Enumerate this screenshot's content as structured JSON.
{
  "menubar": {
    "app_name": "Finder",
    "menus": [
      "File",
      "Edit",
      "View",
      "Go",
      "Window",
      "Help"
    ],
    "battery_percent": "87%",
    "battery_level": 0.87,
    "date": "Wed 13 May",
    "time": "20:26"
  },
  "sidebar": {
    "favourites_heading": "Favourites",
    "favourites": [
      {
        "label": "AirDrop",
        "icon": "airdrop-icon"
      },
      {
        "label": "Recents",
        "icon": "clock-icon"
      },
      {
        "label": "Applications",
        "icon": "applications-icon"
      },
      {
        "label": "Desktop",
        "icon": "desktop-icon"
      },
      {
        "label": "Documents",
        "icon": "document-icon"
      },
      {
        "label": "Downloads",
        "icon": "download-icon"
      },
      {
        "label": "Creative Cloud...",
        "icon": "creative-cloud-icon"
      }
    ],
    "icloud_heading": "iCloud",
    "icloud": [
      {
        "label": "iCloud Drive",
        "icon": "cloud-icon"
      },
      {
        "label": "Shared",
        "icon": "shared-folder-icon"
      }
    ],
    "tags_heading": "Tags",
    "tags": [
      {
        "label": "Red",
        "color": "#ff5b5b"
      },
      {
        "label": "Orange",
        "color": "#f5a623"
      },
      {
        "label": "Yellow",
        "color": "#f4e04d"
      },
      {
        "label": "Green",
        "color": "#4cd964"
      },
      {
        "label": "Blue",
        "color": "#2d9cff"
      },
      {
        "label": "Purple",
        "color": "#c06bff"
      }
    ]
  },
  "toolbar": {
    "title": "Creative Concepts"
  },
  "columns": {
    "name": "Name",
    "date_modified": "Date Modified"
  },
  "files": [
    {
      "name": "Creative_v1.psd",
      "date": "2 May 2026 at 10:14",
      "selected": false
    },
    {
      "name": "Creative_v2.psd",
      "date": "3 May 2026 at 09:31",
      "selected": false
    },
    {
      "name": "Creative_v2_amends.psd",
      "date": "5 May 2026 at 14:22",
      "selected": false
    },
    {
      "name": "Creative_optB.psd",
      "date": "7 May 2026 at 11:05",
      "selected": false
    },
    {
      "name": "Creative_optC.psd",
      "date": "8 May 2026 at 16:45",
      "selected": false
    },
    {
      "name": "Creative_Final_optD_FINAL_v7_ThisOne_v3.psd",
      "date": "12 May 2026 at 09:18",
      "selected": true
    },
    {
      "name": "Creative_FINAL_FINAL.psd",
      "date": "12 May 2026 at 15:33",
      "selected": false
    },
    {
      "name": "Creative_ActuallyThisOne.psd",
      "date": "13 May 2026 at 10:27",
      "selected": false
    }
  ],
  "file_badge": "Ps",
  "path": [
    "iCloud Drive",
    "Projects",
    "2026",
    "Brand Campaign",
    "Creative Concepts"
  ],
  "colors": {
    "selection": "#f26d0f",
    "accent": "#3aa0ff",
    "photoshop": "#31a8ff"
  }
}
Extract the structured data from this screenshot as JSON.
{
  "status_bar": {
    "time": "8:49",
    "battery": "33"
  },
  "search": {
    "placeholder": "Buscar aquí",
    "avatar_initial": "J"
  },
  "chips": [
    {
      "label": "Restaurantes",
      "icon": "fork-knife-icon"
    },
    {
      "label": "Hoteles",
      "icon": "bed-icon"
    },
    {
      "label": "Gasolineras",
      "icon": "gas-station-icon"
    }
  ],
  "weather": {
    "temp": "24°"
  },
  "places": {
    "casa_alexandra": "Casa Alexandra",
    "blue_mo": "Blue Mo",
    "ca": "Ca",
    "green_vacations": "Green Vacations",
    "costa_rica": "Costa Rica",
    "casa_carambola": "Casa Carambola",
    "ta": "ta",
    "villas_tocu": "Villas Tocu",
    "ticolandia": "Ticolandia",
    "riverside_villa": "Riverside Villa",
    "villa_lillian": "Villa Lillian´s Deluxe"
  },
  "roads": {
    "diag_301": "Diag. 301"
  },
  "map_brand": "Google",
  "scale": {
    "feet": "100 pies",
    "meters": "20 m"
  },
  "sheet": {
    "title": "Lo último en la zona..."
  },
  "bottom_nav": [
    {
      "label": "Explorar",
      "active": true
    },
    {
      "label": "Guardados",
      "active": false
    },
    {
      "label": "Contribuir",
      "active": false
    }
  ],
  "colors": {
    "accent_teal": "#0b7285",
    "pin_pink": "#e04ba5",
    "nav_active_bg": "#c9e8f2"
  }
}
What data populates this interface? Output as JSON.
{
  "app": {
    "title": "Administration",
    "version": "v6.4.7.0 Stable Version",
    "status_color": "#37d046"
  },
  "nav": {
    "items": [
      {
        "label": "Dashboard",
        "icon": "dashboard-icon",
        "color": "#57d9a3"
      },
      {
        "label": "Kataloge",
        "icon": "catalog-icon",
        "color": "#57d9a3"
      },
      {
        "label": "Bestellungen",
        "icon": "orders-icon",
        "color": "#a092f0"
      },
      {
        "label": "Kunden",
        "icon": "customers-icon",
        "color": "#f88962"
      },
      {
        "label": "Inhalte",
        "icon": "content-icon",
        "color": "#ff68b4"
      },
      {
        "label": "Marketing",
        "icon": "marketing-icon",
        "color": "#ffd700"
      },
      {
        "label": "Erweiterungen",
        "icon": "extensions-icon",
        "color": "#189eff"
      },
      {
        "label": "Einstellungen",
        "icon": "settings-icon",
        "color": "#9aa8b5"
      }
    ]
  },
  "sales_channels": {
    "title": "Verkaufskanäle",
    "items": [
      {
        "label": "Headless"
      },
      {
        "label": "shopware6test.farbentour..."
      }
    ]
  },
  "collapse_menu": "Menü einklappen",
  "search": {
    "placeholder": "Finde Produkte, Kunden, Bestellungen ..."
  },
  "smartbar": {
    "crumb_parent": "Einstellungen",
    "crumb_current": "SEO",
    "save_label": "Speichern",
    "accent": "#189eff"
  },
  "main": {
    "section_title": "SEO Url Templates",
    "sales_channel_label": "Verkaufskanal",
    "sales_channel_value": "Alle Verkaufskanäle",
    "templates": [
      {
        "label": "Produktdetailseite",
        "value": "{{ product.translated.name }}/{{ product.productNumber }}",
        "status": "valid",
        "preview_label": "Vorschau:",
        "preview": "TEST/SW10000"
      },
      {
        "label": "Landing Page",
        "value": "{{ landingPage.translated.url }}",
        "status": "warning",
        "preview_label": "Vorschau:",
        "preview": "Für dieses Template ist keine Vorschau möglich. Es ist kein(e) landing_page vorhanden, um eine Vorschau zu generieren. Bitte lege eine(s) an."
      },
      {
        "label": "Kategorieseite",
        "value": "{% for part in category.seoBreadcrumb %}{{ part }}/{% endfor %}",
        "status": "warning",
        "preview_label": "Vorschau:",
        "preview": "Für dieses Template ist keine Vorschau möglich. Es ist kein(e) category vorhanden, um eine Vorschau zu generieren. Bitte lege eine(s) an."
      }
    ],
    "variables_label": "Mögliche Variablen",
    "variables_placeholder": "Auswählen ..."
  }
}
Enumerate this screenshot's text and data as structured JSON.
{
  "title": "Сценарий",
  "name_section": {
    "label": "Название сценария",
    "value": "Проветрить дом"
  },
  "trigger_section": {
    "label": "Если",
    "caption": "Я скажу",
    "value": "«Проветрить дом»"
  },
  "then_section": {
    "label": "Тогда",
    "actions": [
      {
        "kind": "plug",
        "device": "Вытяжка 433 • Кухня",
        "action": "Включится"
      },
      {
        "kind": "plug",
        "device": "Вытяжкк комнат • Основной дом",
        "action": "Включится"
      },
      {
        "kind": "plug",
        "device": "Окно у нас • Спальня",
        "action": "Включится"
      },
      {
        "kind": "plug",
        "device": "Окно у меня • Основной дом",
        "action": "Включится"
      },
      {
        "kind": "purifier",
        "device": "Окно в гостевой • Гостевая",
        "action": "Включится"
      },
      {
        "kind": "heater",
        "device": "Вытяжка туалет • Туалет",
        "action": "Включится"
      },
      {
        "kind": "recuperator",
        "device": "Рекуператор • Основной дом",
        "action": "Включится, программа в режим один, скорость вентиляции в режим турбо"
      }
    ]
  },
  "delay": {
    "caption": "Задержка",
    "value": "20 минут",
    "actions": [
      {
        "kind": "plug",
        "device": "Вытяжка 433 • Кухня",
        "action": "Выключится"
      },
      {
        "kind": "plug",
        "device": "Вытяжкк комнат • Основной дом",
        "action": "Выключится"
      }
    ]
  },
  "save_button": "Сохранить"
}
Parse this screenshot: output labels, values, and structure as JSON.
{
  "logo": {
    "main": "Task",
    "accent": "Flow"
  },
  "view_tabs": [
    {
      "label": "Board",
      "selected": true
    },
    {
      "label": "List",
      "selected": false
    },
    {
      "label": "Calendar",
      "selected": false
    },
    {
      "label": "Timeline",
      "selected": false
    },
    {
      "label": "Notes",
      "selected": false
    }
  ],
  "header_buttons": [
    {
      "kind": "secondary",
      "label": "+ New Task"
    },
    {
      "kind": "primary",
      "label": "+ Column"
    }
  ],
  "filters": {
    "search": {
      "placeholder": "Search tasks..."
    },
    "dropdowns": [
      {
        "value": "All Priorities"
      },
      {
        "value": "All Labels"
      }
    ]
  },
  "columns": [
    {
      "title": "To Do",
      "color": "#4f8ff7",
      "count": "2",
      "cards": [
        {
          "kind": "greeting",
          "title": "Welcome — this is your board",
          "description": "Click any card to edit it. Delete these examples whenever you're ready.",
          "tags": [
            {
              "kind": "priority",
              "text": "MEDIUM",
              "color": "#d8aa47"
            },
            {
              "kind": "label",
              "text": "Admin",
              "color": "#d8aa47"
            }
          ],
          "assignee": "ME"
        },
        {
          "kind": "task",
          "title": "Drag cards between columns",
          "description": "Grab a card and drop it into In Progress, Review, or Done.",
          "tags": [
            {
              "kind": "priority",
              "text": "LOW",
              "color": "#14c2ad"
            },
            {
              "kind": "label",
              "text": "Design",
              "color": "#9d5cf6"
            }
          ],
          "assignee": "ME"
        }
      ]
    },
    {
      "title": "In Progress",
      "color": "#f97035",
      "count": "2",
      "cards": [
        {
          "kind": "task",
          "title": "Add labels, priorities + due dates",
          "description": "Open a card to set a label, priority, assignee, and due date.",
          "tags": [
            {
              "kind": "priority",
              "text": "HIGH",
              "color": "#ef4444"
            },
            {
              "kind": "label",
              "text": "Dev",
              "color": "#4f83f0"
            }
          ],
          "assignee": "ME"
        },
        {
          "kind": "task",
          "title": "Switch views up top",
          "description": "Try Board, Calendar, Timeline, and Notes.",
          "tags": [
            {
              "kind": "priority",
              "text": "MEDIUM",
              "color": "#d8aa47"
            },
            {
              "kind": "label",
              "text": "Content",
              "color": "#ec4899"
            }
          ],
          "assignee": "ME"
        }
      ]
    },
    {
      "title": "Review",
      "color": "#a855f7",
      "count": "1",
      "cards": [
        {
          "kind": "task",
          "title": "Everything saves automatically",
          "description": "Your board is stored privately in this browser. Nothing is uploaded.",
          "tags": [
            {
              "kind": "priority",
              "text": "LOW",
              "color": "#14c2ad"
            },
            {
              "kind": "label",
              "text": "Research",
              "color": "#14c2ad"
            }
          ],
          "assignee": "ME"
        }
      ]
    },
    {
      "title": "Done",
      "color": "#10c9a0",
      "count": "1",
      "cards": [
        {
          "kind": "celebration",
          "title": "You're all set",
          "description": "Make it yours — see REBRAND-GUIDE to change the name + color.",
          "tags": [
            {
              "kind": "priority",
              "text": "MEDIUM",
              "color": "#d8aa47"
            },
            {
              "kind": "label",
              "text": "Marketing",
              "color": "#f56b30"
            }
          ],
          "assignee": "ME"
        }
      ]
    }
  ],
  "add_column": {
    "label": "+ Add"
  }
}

_ _ _

§ **REQUIREMENTS**: Copy each line of the entries that includes the word "Einstellungen".

§ **TASK OUTPUT**:
        "label": "Einstellungen",
    "crumb_parent": "Einstellungen",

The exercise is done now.